**Set exercise**
Each line of the material below should be reproduced exactly.

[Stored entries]
########################################

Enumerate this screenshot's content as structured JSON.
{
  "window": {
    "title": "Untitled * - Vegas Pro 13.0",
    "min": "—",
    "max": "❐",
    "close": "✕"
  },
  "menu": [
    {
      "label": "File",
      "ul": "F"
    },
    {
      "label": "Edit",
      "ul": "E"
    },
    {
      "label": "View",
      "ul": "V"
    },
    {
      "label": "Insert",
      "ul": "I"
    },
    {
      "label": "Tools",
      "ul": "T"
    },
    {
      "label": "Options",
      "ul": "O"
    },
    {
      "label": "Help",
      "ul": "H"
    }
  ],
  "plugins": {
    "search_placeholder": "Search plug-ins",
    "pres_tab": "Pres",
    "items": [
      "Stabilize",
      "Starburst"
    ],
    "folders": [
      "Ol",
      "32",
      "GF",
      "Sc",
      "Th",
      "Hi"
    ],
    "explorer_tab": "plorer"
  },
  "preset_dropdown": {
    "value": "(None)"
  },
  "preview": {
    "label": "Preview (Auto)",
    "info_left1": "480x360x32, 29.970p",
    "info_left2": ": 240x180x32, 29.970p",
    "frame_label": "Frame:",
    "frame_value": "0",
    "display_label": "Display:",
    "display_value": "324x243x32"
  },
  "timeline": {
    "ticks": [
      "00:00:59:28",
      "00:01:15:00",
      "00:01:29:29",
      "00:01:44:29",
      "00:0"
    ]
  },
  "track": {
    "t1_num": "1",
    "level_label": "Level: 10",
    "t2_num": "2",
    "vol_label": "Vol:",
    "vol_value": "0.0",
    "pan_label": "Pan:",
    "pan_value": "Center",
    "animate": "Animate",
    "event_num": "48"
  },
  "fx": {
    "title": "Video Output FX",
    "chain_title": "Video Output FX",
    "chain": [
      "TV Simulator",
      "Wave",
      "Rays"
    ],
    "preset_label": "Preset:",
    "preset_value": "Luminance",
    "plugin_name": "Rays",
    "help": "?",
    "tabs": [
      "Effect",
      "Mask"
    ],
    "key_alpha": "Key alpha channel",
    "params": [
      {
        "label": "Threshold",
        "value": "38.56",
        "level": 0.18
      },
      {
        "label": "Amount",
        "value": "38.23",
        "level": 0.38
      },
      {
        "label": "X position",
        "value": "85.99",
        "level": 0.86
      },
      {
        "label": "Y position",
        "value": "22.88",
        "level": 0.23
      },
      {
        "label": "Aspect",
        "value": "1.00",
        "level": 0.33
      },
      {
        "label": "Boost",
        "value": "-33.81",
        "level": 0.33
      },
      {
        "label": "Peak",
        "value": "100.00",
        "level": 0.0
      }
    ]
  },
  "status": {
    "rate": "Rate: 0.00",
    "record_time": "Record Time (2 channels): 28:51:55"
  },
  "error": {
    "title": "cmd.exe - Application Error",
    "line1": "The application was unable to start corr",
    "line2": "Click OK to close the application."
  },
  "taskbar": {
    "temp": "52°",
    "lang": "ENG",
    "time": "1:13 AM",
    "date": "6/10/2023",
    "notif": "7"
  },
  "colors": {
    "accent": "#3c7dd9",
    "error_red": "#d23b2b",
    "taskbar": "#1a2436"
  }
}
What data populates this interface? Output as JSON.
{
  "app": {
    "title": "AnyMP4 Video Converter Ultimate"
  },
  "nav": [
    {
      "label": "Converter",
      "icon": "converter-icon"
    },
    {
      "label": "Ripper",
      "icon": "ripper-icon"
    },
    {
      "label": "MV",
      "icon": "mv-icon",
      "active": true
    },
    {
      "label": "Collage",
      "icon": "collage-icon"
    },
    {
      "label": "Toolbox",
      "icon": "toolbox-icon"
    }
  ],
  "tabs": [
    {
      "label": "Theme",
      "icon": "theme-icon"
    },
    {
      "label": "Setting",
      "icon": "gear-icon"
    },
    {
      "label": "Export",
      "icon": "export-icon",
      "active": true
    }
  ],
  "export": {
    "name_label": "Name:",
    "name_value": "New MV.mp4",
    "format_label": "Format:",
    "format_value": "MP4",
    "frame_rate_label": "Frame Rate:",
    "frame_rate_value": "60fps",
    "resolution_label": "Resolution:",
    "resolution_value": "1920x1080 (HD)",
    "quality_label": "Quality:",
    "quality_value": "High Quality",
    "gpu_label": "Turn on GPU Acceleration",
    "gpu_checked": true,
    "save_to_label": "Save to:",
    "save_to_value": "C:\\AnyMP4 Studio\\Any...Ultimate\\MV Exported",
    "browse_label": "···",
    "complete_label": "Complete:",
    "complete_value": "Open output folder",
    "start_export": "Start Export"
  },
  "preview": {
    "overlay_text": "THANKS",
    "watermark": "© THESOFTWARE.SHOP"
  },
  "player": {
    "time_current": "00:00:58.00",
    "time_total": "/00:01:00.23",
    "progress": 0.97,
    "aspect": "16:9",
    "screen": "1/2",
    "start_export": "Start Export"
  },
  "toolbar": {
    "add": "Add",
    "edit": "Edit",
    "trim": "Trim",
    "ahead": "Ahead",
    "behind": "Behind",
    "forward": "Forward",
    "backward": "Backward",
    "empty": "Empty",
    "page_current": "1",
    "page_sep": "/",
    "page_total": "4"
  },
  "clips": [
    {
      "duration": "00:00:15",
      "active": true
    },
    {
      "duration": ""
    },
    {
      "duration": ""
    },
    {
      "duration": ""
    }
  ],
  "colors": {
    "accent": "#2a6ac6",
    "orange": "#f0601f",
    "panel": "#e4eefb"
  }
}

########################################

**Result**
Enumerate this screenshot's content as structured JSON.
{
  "window": {
    "title": "Untitled * - Vegas Pro 13.0",
    "min": "—",
    "max": "❐",
    "close": "✕"
  },
  "menu": [
    {
      "label": "File",
      "ul": "F"
    },
    {
      "label": "Edit",
      "ul": "E"
    },
    {
      "label": "View",
      "ul": "V"
    },
    {
      "label": "Insert",
      "ul": "I"
    },
    {
      "label": "Tools",
      "ul": "T"
    },
    {
      "label": "Options",
      "ul": "O"
    },
    {
      "label": "Help",
      "ul": "H"
    }
  ],
  "plugins": {
    "search_placeholder": "Search plug-ins",
    "pres_tab": "Pres",
    "items": [
      "Stabilize",
      "Starburst"
    ],
    "folders": [
      "Ol",
      "32",
      "GF",
      "Sc",
      "Th",
      "Hi"
    ],
    "explorer_tab": "plorer"
  },
  "preset_dropdown": {
    "value": "(None)"
  },
  "preview": {
    "label": "Preview (Auto)",
    "info_left1": "480x360x32, 29.970p",
    "info_left2": ": 240x180x32, 29.970p",
    "frame_label": "Frame:",
    "frame_value": "0",
    "display_label": "Display:",
    "display_value": "324x243x32"
  },
  "timeline": {
    "ticks": [
      "00:00:59:28",
      "00:01:15:00",
      "00:01:29:29",
      "00:01:44:29",
      "00:0"
    ]
  },
  "track": {
    "t1_num": "1",
    "level_label": "Level: 10",
    "t2_num": "2",
    "vol_label": "Vol:",
    "vol_value": "0.0",
    "pan_label": "Pan:",
    "pan_value": "Center",
    "animate": "Animate",
    "event_num": "48"
  },
  "fx": {
    "title": "Video Output FX",
    "chain_title": "Video Output FX",
    "chain": [
      "TV Simulator",
      "Wave",
      "Rays"
    ],
    "preset_label": "Preset:",
    "preset_value": "Luminance",
    "plugin_name": "Rays",
    "help": "?",
    "tabs": [
      "Effect",
      "Mask"
    ],
    "key_alpha": "Key alpha channel",
    "params": [
      {
        "label": "Threshold",
        "value": "38.56",
        "level": 0.18
      },
      {
        "label": "Amount",
        "value": "38.23",
        "level": 0.38
      },
      {
        "label": "X position",
        "value": "85.99",
        "level": 0.86
      },
      {
        "label": "Y position",
        "value": "22.88",
        "level": 0.23
      },
      {
        "label": "Aspect",
        "value": "1.00",
        "level": 0.33
      },
      {
        "label": "Boost",
        "value": "-33.81",
        "level": 0.33
      },
      {
        "label": "Peak",
        "value": "100.00",
        "level": 0.0
      }
    ]
  },
  "status": {
    "rate": "Rate: 0.00",
    "record_time": "Record Time (2 channels): 28:51:55"
  },
  "error": {
    "title": "cmd.exe - Application Error",
    "line1": "The application was unable to start corr",
    "line2": "Click OK to close the application."
  },
  "taskbar": {
    "temp": "52°",
    "lang": "ENG",
    "time": "1:13 AM",
    "date": "6/10/2023",
    "notif": "7"
  },
  "colors": {
    "accent": "#3c7dd9",
    "error_red": "#d23b2b",
    "taskbar": "#1a2436"
  }
}
What data populates this interface? Output as JSON.
{
  "app": {
    "title": "AnyMP4 Video Converter Ultimate"
  },
  "nav": [
    {
      "label": "Converter",
      "icon": "converter-icon"
    },
    {
      "label": "Ripper",
      "icon": "ripper-icon"
    },
    {
      "label": "MV",
      "icon": "mv-icon",
      "active": true
    },
    {
      "label": "Collage",
      "icon": "collage-icon"
    },
    {
      "label": "Toolbox",
      "icon": "toolbox-icon"
    }
  ],
  "tabs": [
    {
      "label": "Theme",
      "icon": "theme-icon"
    },
    {
      "label": "Setting",
      "icon": "gear-icon"
    },
    {
      "label": "Export",
      "icon": "export-icon",
      "active": true
    }
  ],
  "export": {
    "name_label": "Name:",
    "name_value": "New MV.mp4",
    "format_label": "Format:",
    "format_value": "MP4",
    "frame_rate_label": "Frame Rate:",
    "frame_rate_value": "60fps",
    "resolution_label": "Resolution:",
    "resolution_value": "1920x1080 (HD)",
    "quality_label": "Quality:",
    "quality_value": "High Quality",
    "gpu_label": "Turn on GPU Acceleration",
    "gpu_checked": true,
    "save_to_label": "Save to:",
    "save_to_value": "C:\\AnyMP4 Studio\\Any...Ultimate\\MV Exported",
    "browse_label": "···",
    "complete_label": "Complete:",
    "complete_value": "Open output folder",
    "start_export": "Start Export"
  },
  "preview": {
    "overlay_text": "THANKS",
    "watermark": "© THESOFTWARE.SHOP"
  },
  "player": {
    "time_current": "00:00:58.00",
    "time_total": "/00:01:00.23",
    "progress": 0.97,
    "aspect": "16:9",
    "screen": "1/2",
    "start_export": "Start Export"
  },
  "toolbar": {
    "add": "Add",
    "edit": "Edit",
    "trim": "Trim",
    "ahead": "Ahead",
    "behind": "Behind",
    "forward": "Forward",
    "backward": "Backward",
    "empty": "Empty",
    "page_current": "1",
    "page_sep": "/",
    "page_total": "4"
  },
  "clips": [
    {
      "duration": "00:00:15",
      "active": true
    },
    {
      "duration": ""
    },
    {
      "duration": ""
    },
    {
      "duration": ""
    }
  ],
  "colors": {
    "accent": "#2a6ac6",
    "orange": "#f0601f",
    "panel": "#e4eefb"
  }
}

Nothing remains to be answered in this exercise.